◆ Task details ◆
Copy every line of the records below exactly as it appears.

◆ Extracted material ◆
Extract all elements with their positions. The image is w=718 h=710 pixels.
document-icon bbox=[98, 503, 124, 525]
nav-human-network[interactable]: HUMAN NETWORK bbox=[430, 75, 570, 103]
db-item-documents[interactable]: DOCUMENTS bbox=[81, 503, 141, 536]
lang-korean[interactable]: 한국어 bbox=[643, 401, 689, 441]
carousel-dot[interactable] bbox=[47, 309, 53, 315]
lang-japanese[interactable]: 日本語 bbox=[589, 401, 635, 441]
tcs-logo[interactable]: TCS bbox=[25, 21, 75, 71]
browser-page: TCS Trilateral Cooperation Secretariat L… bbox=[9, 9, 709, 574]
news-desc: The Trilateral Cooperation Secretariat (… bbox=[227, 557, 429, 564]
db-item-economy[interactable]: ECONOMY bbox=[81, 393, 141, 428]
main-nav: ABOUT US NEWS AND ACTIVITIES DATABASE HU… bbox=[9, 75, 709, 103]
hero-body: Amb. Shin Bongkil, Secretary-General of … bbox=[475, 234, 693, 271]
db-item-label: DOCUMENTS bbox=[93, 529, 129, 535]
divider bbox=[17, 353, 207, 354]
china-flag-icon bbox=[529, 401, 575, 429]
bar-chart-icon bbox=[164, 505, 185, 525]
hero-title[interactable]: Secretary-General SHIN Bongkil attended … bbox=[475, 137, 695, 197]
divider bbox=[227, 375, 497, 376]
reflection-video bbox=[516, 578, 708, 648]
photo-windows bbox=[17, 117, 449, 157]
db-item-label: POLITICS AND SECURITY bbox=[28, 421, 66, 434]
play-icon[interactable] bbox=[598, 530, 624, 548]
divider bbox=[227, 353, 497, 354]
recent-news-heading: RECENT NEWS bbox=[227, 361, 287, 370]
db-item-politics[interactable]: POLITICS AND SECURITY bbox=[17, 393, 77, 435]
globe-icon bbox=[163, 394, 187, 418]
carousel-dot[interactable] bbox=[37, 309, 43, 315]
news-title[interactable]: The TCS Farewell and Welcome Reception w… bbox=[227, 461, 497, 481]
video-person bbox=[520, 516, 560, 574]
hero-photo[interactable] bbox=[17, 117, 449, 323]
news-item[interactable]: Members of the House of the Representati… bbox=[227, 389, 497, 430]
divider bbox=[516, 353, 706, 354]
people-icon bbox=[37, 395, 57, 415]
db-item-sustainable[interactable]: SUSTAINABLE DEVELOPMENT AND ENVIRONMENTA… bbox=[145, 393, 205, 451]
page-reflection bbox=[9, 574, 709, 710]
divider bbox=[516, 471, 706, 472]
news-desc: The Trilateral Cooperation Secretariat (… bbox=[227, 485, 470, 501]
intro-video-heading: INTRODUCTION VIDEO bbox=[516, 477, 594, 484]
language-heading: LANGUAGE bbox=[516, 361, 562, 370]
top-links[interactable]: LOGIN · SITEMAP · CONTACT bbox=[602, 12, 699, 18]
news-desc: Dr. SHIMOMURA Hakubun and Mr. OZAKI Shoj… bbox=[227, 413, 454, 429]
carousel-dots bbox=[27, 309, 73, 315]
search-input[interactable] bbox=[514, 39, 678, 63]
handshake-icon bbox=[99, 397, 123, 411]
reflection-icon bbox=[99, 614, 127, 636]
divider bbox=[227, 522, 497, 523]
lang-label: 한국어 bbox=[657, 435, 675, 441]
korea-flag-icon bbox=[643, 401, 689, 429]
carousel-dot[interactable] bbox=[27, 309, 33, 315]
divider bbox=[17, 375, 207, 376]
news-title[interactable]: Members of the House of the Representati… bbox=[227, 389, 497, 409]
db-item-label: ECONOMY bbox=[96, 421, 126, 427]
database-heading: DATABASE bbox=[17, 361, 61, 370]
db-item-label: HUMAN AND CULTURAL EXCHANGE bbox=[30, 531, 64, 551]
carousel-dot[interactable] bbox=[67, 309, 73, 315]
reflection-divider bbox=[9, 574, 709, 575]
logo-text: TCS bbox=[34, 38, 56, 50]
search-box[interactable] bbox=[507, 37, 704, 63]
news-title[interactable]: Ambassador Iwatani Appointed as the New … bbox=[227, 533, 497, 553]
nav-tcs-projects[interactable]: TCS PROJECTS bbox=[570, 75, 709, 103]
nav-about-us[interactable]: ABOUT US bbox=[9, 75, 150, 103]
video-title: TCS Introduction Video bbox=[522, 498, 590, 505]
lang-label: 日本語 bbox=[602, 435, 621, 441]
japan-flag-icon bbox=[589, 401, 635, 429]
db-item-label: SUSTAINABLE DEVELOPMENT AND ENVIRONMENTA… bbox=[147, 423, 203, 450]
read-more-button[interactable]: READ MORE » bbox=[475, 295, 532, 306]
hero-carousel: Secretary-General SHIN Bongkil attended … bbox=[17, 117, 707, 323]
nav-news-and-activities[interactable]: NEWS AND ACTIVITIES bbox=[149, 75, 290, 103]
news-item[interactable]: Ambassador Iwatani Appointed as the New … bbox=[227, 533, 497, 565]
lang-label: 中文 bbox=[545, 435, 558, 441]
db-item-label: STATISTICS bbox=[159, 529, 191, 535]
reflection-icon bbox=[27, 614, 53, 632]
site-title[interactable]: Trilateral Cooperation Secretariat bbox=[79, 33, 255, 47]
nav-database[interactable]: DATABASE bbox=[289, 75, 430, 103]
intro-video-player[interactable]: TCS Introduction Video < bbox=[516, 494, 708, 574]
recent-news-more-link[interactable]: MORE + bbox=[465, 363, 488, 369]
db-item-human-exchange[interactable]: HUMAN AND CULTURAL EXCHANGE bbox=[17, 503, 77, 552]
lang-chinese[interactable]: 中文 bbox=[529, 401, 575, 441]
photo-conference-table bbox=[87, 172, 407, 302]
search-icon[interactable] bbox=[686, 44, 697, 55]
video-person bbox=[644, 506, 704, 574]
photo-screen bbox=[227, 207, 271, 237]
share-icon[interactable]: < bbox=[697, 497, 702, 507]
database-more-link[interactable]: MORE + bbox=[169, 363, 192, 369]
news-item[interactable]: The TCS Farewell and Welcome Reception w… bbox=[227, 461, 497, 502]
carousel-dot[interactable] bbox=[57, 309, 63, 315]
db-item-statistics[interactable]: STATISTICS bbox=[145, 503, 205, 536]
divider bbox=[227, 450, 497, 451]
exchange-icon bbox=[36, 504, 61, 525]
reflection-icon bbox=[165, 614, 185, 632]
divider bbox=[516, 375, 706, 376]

◆ Exercise output ◆
Extract all elements with their positions. The image is w=718 h=710 pixels.
document-icon bbox=[98, 503, 124, 525]
nav-human-network[interactable]: HUMAN NETWORK bbox=[430, 75, 570, 103]
db-item-documents[interactable]: DOCUMENTS bbox=[81, 503, 141, 536]
lang-korean[interactable]: 한국어 bbox=[643, 401, 689, 441]
carousel-dot[interactable] bbox=[47, 309, 53, 315]
lang-japanese[interactable]: 日本語 bbox=[589, 401, 635, 441]
tcs-logo[interactable]: TCS bbox=[25, 21, 75, 71]
browser-page: TCS Trilateral Cooperation Secretariat L… bbox=[9, 9, 709, 574]
news-desc: The Trilateral Cooperation Secretariat (… bbox=[227, 557, 429, 564]
db-item-economy[interactable]: ECONOMY bbox=[81, 393, 141, 428]
main-nav: ABOUT US NEWS AND ACTIVITIES DATABASE HU… bbox=[9, 75, 709, 103]
hero-body: Amb. Shin Bongkil, Secretary-General of … bbox=[475, 234, 693, 271]
db-item-label: DOCUMENTS bbox=[93, 529, 129, 535]
divider bbox=[17, 353, 207, 354]
china-flag-icon bbox=[529, 401, 575, 429]
bar-chart-icon bbox=[164, 505, 185, 525]
hero-title[interactable]: Secretary-General SHIN Bongkil attended … bbox=[475, 137, 695, 197]
divider bbox=[227, 375, 497, 376]
reflection-video bbox=[516, 578, 708, 648]
photo-windows bbox=[17, 117, 449, 157]
db-item-label: POLITICS AND SECURITY bbox=[28, 421, 66, 434]
play-icon[interactable] bbox=[598, 530, 624, 548]
divider bbox=[227, 353, 497, 354]
recent-news-heading: RECENT NEWS bbox=[227, 361, 287, 370]
db-item-politics[interactable]: POLITICS AND SECURITY bbox=[17, 393, 77, 435]
globe-icon bbox=[163, 394, 187, 418]
carousel-dot[interactable] bbox=[37, 309, 43, 315]
news-title[interactable]: The TCS Farewell and Welcome Reception w… bbox=[227, 461, 497, 481]
video-person bbox=[520, 516, 560, 574]
hero-photo[interactable] bbox=[17, 117, 449, 323]
news-item[interactable]: Members of the House of the Representati… bbox=[227, 389, 497, 430]
divider bbox=[516, 353, 706, 354]
people-icon bbox=[37, 395, 57, 415]
db-item-sustainable[interactable]: SUSTAINABLE DEVELOPMENT AND ENVIRONMENTA… bbox=[145, 393, 205, 451]
page-reflection bbox=[9, 574, 709, 710]
divider bbox=[516, 471, 706, 472]
news-desc: The Trilateral Cooperation Secretariat (… bbox=[227, 485, 470, 501]
intro-video-heading: INTRODUCTION VIDEO bbox=[516, 477, 594, 484]
language-heading: LANGUAGE bbox=[516, 361, 562, 370]
top-links[interactable]: LOGIN · SITEMAP · CONTACT bbox=[602, 12, 699, 18]
news-desc: Dr. SHIMOMURA Hakubun and Mr. OZAKI Shoj… bbox=[227, 413, 454, 429]
carousel-dots bbox=[27, 309, 73, 315]
search-input[interactable] bbox=[514, 39, 678, 63]
handshake-icon bbox=[99, 397, 123, 411]
reflection-icon bbox=[99, 614, 127, 636]
divider bbox=[227, 522, 497, 523]
lang-label: 한국어 bbox=[657, 435, 675, 441]
korea-flag-icon bbox=[643, 401, 689, 429]
carousel-dot[interactable] bbox=[27, 309, 33, 315]
divider bbox=[17, 375, 207, 376]
news-title[interactable]: Members of the House of the Representati… bbox=[227, 389, 497, 409]
db-item-label: ECONOMY bbox=[96, 421, 126, 427]
database-heading: DATABASE bbox=[17, 361, 61, 370]
db-item-label: HUMAN AND CULTURAL EXCHANGE bbox=[30, 531, 64, 551]
carousel-dot[interactable] bbox=[67, 309, 73, 315]
reflection-divider bbox=[9, 574, 709, 575]
logo-text: TCS bbox=[34, 38, 56, 50]
search-box[interactable] bbox=[507, 37, 704, 63]
news-title[interactable]: Ambassador Iwatani Appointed as the New … bbox=[227, 533, 497, 553]
nav-tcs-projects[interactable]: TCS PROJECTS bbox=[570, 75, 709, 103]
nav-about-us[interactable]: ABOUT US bbox=[9, 75, 150, 103]
video-title: TCS Introduction Video bbox=[522, 498, 590, 505]
lang-label: 日本語 bbox=[602, 435, 621, 441]
japan-flag-icon bbox=[589, 401, 635, 429]
db-item-label: SUSTAINABLE DEVELOPMENT AND ENVIRONMENTA… bbox=[147, 423, 203, 450]
read-more-button[interactable]: READ MORE » bbox=[475, 295, 532, 306]
hero-carousel: Secretary-General SHIN Bongkil attended … bbox=[17, 117, 707, 323]
nav-news-and-activities[interactable]: NEWS AND ACTIVITIES bbox=[149, 75, 290, 103]
news-item[interactable]: Ambassador Iwatani Appointed as the New … bbox=[227, 533, 497, 565]
lang-label: 中文 bbox=[545, 435, 558, 441]
db-item-label: STATISTICS bbox=[159, 529, 191, 535]
reflection-icon bbox=[27, 614, 53, 632]
site-title[interactable]: Trilateral Cooperation Secretariat bbox=[79, 33, 255, 47]
nav-database[interactable]: DATABASE bbox=[289, 75, 430, 103]
intro-video-player[interactable]: TCS Introduction Video < bbox=[516, 494, 708, 574]
recent-news-more-link[interactable]: MORE + bbox=[465, 363, 488, 369]
db-item-human-exchange[interactable]: HUMAN AND CULTURAL EXCHANGE bbox=[17, 503, 77, 552]
lang-chinese[interactable]: 中文 bbox=[529, 401, 575, 441]
photo-conference-table bbox=[87, 172, 407, 302]
search-icon[interactable] bbox=[686, 44, 697, 55]
video-person bbox=[644, 506, 704, 574]
photo-screen bbox=[227, 207, 271, 237]
share-icon[interactable]: < bbox=[697, 497, 702, 507]
database-more-link[interactable]: MORE + bbox=[169, 363, 192, 369]
news-item[interactable]: The TCS Farewell and Welcome Reception w… bbox=[227, 461, 497, 502]
carousel-dot[interactable] bbox=[57, 309, 63, 315]
db-item-statistics[interactable]: STATISTICS bbox=[145, 503, 205, 536]
divider bbox=[227, 450, 497, 451]
exchange-icon bbox=[36, 504, 61, 525]
reflection-icon bbox=[165, 614, 185, 632]
divider bbox=[516, 375, 706, 376]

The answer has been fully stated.